(Records excerpted from a collection)
* START *

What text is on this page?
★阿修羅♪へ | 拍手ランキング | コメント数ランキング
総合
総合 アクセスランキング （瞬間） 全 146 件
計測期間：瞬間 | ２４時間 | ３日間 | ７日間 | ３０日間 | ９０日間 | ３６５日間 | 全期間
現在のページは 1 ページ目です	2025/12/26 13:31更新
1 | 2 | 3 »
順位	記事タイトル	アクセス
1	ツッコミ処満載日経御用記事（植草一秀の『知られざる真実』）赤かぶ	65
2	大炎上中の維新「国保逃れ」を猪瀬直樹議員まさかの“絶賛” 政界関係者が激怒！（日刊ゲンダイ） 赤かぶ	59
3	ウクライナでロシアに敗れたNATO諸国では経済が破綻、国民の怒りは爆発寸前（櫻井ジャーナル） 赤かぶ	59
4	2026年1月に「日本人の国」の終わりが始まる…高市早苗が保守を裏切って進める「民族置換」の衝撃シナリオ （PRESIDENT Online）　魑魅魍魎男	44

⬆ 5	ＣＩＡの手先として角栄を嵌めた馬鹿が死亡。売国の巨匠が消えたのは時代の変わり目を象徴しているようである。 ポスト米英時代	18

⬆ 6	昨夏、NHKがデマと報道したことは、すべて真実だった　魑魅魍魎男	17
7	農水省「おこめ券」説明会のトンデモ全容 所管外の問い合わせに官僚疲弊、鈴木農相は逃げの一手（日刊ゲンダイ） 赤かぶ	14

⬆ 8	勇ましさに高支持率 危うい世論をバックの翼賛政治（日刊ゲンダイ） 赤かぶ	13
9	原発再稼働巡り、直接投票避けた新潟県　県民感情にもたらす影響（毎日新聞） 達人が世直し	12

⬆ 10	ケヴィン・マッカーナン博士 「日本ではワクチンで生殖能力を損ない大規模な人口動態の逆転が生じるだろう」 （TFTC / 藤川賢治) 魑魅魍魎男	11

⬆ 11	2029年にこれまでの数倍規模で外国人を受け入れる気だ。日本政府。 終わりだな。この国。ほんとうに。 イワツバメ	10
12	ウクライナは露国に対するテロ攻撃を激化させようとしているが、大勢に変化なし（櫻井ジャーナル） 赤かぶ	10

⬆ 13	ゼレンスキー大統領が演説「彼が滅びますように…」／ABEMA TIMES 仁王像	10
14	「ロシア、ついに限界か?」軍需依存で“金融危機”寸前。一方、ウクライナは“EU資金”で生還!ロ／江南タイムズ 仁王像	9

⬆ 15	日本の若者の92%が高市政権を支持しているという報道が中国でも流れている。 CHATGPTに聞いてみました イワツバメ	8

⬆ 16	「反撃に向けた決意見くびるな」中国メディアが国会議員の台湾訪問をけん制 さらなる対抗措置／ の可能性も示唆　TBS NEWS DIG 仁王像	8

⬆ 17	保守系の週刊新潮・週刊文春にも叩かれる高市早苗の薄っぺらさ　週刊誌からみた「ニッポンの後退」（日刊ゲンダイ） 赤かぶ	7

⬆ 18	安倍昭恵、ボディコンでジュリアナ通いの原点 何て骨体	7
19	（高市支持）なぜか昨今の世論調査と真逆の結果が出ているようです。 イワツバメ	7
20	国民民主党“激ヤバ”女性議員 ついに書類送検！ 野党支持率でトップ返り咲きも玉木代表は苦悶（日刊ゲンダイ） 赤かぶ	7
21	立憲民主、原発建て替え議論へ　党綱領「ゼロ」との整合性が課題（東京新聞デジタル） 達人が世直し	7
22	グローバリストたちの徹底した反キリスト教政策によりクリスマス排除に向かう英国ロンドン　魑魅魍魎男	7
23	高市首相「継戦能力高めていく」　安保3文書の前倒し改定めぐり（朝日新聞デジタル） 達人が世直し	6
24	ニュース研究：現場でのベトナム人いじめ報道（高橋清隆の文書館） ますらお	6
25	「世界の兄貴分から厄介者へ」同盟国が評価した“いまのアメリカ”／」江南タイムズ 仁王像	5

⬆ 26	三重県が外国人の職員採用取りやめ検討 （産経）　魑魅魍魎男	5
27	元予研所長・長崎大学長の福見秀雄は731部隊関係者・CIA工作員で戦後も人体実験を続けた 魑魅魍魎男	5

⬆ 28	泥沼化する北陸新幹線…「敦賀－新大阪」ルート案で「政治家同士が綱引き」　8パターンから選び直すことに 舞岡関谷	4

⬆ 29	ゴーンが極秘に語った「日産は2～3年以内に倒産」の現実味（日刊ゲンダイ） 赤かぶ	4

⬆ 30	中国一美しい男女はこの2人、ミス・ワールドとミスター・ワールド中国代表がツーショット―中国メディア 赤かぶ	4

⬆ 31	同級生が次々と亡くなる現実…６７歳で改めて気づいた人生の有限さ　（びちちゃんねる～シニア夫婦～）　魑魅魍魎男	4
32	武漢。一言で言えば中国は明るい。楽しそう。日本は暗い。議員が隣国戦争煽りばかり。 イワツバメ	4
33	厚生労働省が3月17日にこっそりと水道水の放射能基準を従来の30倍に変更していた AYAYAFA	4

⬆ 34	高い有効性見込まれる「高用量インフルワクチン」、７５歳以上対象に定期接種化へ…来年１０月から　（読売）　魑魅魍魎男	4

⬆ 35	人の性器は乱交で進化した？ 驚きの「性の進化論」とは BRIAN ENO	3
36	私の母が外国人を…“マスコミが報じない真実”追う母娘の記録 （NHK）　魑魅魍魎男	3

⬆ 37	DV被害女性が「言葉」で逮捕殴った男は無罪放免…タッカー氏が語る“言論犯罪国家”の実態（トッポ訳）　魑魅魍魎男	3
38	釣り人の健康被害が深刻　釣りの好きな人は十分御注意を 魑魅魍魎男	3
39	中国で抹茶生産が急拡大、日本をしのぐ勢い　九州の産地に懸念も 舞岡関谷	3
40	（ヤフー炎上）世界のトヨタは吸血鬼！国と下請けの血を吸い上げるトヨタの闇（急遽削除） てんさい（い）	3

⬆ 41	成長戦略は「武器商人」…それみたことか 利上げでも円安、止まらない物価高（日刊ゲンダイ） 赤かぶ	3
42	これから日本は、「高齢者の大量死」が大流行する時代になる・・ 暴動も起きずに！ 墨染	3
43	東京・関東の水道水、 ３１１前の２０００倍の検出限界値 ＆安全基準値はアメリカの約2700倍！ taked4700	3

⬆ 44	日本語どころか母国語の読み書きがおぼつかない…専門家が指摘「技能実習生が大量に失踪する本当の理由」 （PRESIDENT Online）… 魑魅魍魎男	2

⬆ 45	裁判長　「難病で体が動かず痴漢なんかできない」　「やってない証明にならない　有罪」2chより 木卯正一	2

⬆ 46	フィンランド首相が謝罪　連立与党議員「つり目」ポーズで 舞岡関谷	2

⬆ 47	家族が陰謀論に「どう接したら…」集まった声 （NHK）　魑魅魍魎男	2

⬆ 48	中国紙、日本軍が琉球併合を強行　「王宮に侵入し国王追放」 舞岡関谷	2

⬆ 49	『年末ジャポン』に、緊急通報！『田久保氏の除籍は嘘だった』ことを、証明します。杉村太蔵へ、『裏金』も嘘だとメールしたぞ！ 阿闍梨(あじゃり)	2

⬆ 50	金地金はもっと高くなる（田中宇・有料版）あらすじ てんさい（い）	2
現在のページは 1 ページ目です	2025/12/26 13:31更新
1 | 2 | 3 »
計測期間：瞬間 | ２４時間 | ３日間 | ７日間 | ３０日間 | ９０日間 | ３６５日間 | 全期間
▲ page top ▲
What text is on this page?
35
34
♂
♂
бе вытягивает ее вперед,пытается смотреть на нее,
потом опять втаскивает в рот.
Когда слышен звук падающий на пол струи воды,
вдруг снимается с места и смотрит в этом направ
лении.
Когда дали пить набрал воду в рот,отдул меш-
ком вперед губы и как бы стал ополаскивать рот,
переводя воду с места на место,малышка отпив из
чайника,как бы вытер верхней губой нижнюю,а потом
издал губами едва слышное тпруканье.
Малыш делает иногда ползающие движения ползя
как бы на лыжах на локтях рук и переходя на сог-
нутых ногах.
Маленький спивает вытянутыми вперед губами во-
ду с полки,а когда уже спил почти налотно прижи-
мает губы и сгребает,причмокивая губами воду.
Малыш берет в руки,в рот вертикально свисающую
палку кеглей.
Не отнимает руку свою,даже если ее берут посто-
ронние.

* END *

• Short exercise:
Go through the records and gather the lines that hold "舞岡関谷".

• Reply:
⬆ 28	泥沼化する北陸新幹線…「敦賀－新大阪」ルート案で「政治家同士が綱引き」　8パターンから選び直すことに 舞岡関谷	4
39	中国で抹茶生産が急拡大、日本をしのぐ勢い　九州の産地に懸念も 舞岡関谷	3
⬆ 46	フィンランド首相が謝罪　連立与党議員「つり目」ポーズで 舞岡関谷	2
⬆ 48	中国紙、日本軍が琉球併合を強行　「王宮に侵入し国王追放」 舞岡関谷	2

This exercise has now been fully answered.